• [WHAT IS BEING ASKED]: Rewrite every entry below with "principle-row" replaced by "principle-item" and all other text unchanged. Leave the pictures out of your answer.

Items from a dataset:
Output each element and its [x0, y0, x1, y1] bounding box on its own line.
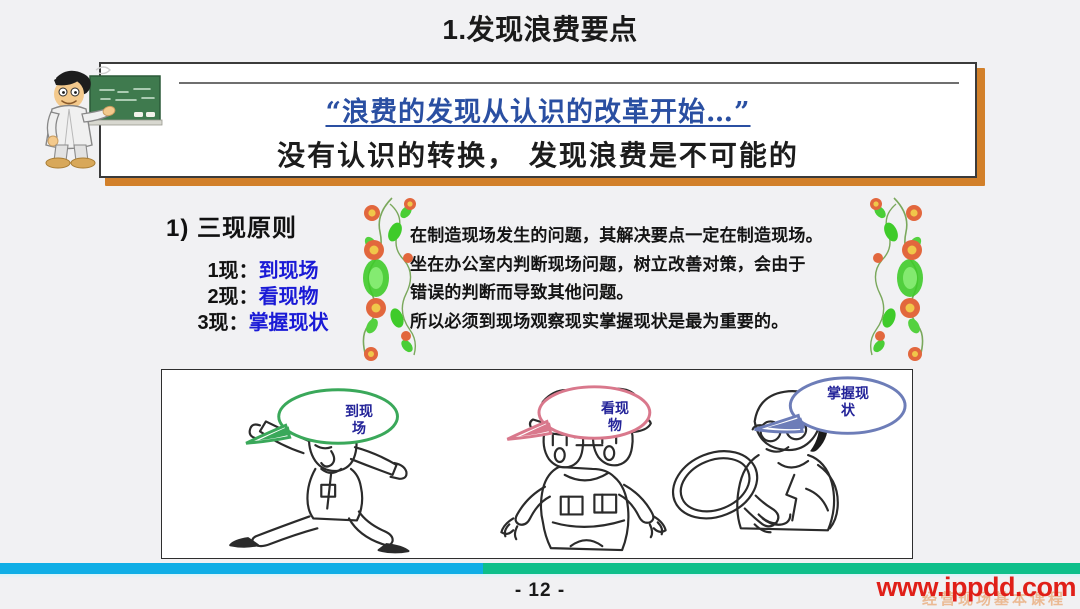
bubble-line-1: 看现 — [601, 400, 629, 416]
footer-bar-blue — [0, 563, 483, 574]
principle-value: 看现物 — [259, 286, 319, 308]
bubble-line-1: 到现 — [345, 403, 373, 419]
paragraph-line: 错误的判断而导致其他问题。 — [410, 279, 880, 308]
quote-line-secondary: 没有认识的转换， 发现浪费是不可能的 — [101, 134, 975, 174]
bubble-line-2: 状 — [841, 402, 855, 418]
principle-value: 到现场 — [259, 260, 319, 282]
principle-heading: 1) 三现原则 — [166, 208, 297, 243]
principle-value: 掌握现状 — [249, 312, 329, 334]
principle-row: 3现：掌握现状 — [168, 310, 358, 336]
page-title: 1.发现浪费要点 — [0, 8, 1080, 48]
bubble-line-1: 掌握现 — [827, 385, 869, 401]
principle-list: 1现：到现场 2现：看现物 3现：掌握现状 — [168, 258, 358, 336]
principle-key: 3现： — [197, 312, 248, 334]
principle-row: 2现：看现物 — [168, 284, 358, 310]
illustration-panel — [161, 369, 913, 559]
speech-bubble-go-to-site-label: 到现 场 — [331, 403, 387, 437]
quote-divider-rule — [179, 82, 959, 84]
watermark-url: www.ippdd.com — [877, 572, 1077, 603]
principle-key: 1现： — [207, 260, 258, 282]
quote-line-primary: “浪费的发现从认识的改革开始…” — [101, 90, 975, 129]
body-paragraph: 在制造现场发生的问题，其解决要点一定在制造现场。 坐在办公室内判断现场问题，树立… — [410, 222, 880, 336]
principle-row: 1现：到现场 — [168, 258, 358, 284]
speech-bubble-grasp-situation-label: 掌握现 状 — [820, 385, 876, 419]
quote-box: “浪费的发现从认识的改革开始…” 没有认识的转换， 发现浪费是不可能的 — [99, 62, 977, 178]
teacher-blackboard-icon — [38, 62, 163, 182]
bubble-line-2: 场 — [352, 420, 366, 436]
paragraph-line: 所以必须到现场观察现实掌握现状是最为重要的。 — [410, 308, 880, 337]
speech-bubble-see-the-object-label: 看现 物 — [587, 400, 643, 434]
bubble-line-2: 物 — [608, 417, 622, 433]
paragraph-line: 坐在办公室内判断现场问题，树立改善对策，会由于 — [410, 251, 880, 280]
paragraph-line: 在制造现场发生的问题，其解决要点一定在制造现场。 — [410, 222, 880, 251]
principle-key: 2现： — [207, 286, 258, 308]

• [EXERCISE RESULT]:
Output each element and its [x0, y0, x1, y1] bounding box on its own line.
bubble-line-1: 看现 — [601, 400, 629, 416]
footer-bar-blue — [0, 563, 483, 574]
principle-value: 看现物 — [259, 286, 319, 308]
bubble-line-1: 到现 — [345, 403, 373, 419]
paragraph-line: 错误的判断而导致其他问题。 — [410, 279, 880, 308]
quote-line-secondary: 没有认识的转换， 发现浪费是不可能的 — [101, 134, 975, 174]
bubble-line-2: 状 — [841, 402, 855, 418]
principle-value: 到现场 — [259, 260, 319, 282]
principle-heading: 1) 三现原则 — [166, 208, 297, 243]
principle-value: 掌握现状 — [249, 312, 329, 334]
principle-item: 3现：掌握现状 — [168, 310, 358, 336]
page-title: 1.发现浪费要点 — [0, 8, 1080, 48]
bubble-line-1: 掌握现 — [827, 385, 869, 401]
principle-list: 1现：到现场 2现：看现物 3现：掌握现状 — [168, 258, 358, 336]
principle-key: 3现： — [197, 312, 248, 334]
principle-item: 2现：看现物 — [168, 284, 358, 310]
illustration-panel — [161, 369, 913, 559]
speech-bubble-go-to-site-label: 到现 场 — [331, 403, 387, 437]
quote-divider-rule — [179, 82, 959, 84]
watermark-url: www.ippdd.com — [877, 572, 1077, 603]
principle-key: 1现： — [207, 260, 258, 282]
quote-line-primary: “浪费的发现从认识的改革开始…” — [101, 90, 975, 129]
body-paragraph: 在制造现场发生的问题，其解决要点一定在制造现场。 坐在办公室内判断现场问题，树立… — [410, 222, 880, 336]
principle-item: 1现：到现场 — [168, 258, 358, 284]
speech-bubble-grasp-situation-label: 掌握现 状 — [820, 385, 876, 419]
quote-box: “浪费的发现从认识的改革开始…” 没有认识的转换， 发现浪费是不可能的 — [99, 62, 977, 178]
teacher-blackboard-icon — [38, 62, 163, 182]
bubble-line-2: 场 — [352, 420, 366, 436]
paragraph-line: 所以必须到现场观察现实掌握现状是最为重要的。 — [410, 308, 880, 337]
speech-bubble-see-the-object-label: 看现 物 — [587, 400, 643, 434]
bubble-line-2: 物 — [608, 417, 622, 433]
paragraph-line: 坐在办公室内判断现场问题，树立改善对策，会由于 — [410, 251, 880, 280]
paragraph-line: 在制造现场发生的问题，其解决要点一定在制造现场。 — [410, 222, 880, 251]
principle-key: 2现： — [207, 286, 258, 308]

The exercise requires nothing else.